WHAT THE TASK REQUIRES >>
Quote each record exactly, please, leaving none out.

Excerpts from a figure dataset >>
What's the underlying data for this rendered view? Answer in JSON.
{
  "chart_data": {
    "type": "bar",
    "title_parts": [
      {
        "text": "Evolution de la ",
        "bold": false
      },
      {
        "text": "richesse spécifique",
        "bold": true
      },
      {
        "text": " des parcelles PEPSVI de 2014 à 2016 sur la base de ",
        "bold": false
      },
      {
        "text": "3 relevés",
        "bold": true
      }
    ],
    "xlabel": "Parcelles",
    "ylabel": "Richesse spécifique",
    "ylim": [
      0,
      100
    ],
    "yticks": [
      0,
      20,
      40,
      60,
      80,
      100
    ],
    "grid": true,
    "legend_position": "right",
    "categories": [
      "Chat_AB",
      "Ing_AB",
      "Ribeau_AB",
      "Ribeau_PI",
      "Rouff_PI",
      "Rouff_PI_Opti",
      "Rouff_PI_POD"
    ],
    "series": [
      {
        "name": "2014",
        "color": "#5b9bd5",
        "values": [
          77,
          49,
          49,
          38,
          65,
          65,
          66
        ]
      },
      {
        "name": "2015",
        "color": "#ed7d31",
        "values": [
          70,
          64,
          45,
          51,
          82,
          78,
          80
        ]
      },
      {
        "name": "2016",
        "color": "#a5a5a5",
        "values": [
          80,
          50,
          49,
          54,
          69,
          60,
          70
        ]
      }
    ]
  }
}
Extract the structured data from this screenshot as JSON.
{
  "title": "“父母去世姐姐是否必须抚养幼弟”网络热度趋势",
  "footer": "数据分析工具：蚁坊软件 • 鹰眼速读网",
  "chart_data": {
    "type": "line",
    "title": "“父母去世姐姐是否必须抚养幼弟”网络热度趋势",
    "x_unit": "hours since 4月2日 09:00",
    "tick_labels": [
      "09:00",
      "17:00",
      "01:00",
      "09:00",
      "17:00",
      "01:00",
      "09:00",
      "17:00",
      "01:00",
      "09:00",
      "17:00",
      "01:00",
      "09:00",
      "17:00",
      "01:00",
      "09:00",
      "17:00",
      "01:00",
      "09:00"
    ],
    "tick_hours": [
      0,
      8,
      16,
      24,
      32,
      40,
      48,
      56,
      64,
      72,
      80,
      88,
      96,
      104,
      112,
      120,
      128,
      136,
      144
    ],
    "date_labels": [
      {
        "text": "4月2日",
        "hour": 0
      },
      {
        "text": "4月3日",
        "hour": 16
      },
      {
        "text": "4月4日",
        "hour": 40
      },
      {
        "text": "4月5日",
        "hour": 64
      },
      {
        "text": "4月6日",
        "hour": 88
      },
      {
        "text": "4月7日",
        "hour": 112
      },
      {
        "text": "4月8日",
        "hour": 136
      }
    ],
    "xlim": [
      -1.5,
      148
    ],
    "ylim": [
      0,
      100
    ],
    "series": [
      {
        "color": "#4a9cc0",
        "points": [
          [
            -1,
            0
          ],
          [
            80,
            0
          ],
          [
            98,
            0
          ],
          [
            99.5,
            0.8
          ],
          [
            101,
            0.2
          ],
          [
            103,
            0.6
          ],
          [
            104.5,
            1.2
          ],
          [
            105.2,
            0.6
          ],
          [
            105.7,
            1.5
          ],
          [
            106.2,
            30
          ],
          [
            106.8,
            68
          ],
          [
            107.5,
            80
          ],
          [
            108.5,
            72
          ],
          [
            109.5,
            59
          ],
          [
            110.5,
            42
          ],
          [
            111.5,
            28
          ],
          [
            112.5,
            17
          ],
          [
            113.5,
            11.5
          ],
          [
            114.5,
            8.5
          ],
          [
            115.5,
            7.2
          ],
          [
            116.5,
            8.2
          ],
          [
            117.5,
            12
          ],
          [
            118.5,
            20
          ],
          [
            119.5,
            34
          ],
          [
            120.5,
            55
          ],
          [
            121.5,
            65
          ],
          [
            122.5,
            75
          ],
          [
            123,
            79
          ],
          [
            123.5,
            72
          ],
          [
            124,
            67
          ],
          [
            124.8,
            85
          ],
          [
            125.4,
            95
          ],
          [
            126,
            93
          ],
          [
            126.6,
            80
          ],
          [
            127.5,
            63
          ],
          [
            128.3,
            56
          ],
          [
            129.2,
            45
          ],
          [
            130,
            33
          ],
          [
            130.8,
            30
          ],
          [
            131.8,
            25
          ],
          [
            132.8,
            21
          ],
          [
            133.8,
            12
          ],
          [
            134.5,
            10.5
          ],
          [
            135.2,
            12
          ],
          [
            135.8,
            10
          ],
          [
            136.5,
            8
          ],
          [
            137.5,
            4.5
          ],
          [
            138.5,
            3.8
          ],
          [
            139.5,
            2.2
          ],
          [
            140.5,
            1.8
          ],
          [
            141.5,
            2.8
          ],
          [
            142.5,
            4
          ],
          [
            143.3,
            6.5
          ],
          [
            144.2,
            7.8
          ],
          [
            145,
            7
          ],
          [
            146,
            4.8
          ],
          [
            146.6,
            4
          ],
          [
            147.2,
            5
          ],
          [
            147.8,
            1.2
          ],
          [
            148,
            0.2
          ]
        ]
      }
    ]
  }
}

EXERCISE ANSWER >>
What's the underlying data for this rendered view? Answer in JSON.
{
  "chart_data": {
    "type": "bar",
    "title_parts": [
      {
        "text": "Evolution de la ",
        "bold": false
      },
      {
        "text": "richesse spécifique",
        "bold": true
      },
      {
        "text": " des parcelles PEPSVI de 2014 à 2016 sur la base de ",
        "bold": false
      },
      {
        "text": "3 relevés",
        "bold": true
      }
    ],
    "xlabel": "Parcelles",
    "ylabel": "Richesse spécifique",
    "ylim": [
      0,
      100
    ],
    "yticks": [
      0,
      20,
      40,
      60,
      80,
      100
    ],
    "grid": true,
    "legend_position": "right",
    "categories": [
      "Chat_AB",
      "Ing_AB",
      "Ribeau_AB",
      "Ribeau_PI",
      "Rouff_PI",
      "Rouff_PI_Opti",
      "Rouff_PI_POD"
    ],
    "series": [
      {
        "name": "2014",
        "color": "#5b9bd5",
        "values": [
          77,
          49,
          49,
          38,
          65,
          65,
          66
        ]
      },
      {
        "name": "2015",
        "color": "#ed7d31",
        "values": [
          70,
          64,
          45,
          51,
          82,
          78,
          80
        ]
      },
      {
        "name": "2016",
        "color": "#a5a5a5",
        "values": [
          80,
          50,
          49,
          54,
          69,
          60,
          70
        ]
      }
    ]
  }
}
Extract the structured data from this screenshot as JSON.
{
  "title": "“父母去世姐姐是否必须抚养幼弟”网络热度趋势",
  "footer": "数据分析工具：蚁坊软件 • 鹰眼速读网",
  "chart_data": {
    "type": "line",
    "title": "“父母去世姐姐是否必须抚养幼弟”网络热度趋势",
    "x_unit": "hours since 4月2日 09:00",
    "tick_labels": [
      "09:00",
      "17:00",
      "01:00",
      "09:00",
      "17:00",
      "01:00",
      "09:00",
      "17:00",
      "01:00",
      "09:00",
      "17:00",
      "01:00",
      "09:00",
      "17:00",
      "01:00",
      "09:00",
      "17:00",
      "01:00",
      "09:00"
    ],
    "tick_hours": [
      0,
      8,
      16,
      24,
      32,
      40,
      48,
      56,
      64,
      72,
      80,
      88,
      96,
      104,
      112,
      120,
      128,
      136,
      144
    ],
    "date_labels": [
      {
        "text": "4月2日",
        "hour": 0
      },
      {
        "text": "4月3日",
        "hour": 16
      },
      {
        "text": "4月4日",
        "hour": 40
      },
      {
        "text": "4月5日",
        "hour": 64
      },
      {
        "text": "4月6日",
        "hour": 88
      },
      {
        "text": "4月7日",
        "hour": 112
      },
      {
        "text": "4月8日",
        "hour": 136
      }
    ],
    "xlim": [
      -1.5,
      148
    ],
    "ylim": [
      0,
      100
    ],
    "series": [
      {
        "color": "#4a9cc0",
        "points": [
          [
            -1,
            0
          ],
          [
            80,
            0
          ],
          [
            98,
            0
          ],
          [
            99.5,
            0.8
          ],
          [
            101,
            0.2
          ],
          [
            103,
            0.6
          ],
          [
            104.5,
            1.2
          ],
          [
            105.2,
            0.6
          ],
          [
            105.7,
            1.5
          ],
          [
            106.2,
            30
          ],
          [
            106.8,
            68
          ],
          [
            107.5,
            80
          ],
          [
            108.5,
            72
          ],
          [
            109.5,
            59
          ],
          [
            110.5,
            42
          ],
          [
            111.5,
            28
          ],
          [
            112.5,
            17
          ],
          [
            113.5,
            11.5
          ],
          [
            114.5,
            8.5
          ],
          [
            115.5,
            7.2
          ],
          [
            116.5,
            8.2
          ],
          [
            117.5,
            12
          ],
          [
            118.5,
            20
          ],
          [
            119.5,
            34
          ],
          [
            120.5,
            55
          ],
          [
            121.5,
            65
          ],
          [
            122.5,
            75
          ],
          [
            123,
            79
          ],
          [
            123.5,
            72
          ],
          [
            124,
            67
          ],
          [
            124.8,
            85
          ],
          [
            125.4,
            95
          ],
          [
            126,
            93
          ],
          [
            126.6,
            80
          ],
          [
            127.5,
            63
          ],
          [
            128.3,
            56
          ],
          [
            129.2,
            45
          ],
          [
            130,
            33
          ],
          [
            130.8,
            30
          ],
          [
            131.8,
            25
          ],
          [
            132.8,
            21
          ],
          [
            133.8,
            12
          ],
          [
            134.5,
            10.5
          ],
          [
            135.2,
            12
          ],
          [
            135.8,
            10
          ],
          [
            136.5,
            8
          ],
          [
            137.5,
            4.5
          ],
          [
            138.5,
            3.8
          ],
          [
            139.5,
            2.2
          ],
          [
            140.5,
            1.8
          ],
          [
            141.5,
            2.8
          ],
          [
            142.5,
            4
          ],
          [
            143.3,
            6.5
          ],
          [
            144.2,
            7.8
          ],
          [
            145,
            7
          ],
          [
            146,
            4.8
          ],
          [
            146.6,
            4
          ],
          [
            147.2,
            5
          ],
          [
            147.8,
            1.2
          ],
          [
            148,
            0.2
          ]
        ]
      }
    ]
  }
}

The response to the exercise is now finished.